— Begin Listed entries —

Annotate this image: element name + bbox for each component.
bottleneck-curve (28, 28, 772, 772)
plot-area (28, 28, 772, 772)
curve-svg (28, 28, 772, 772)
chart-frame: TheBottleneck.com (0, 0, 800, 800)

— End Listed entries —

Set task:
Return the lines above verbatim.

Correct response:
Annotate this image: element name + bbox for each component.
bottleneck-curve (28, 28, 772, 772)
plot-area (28, 28, 772, 772)
curve-svg (28, 28, 772, 772)
chart-frame: TheBottleneck.com (0, 0, 800, 800)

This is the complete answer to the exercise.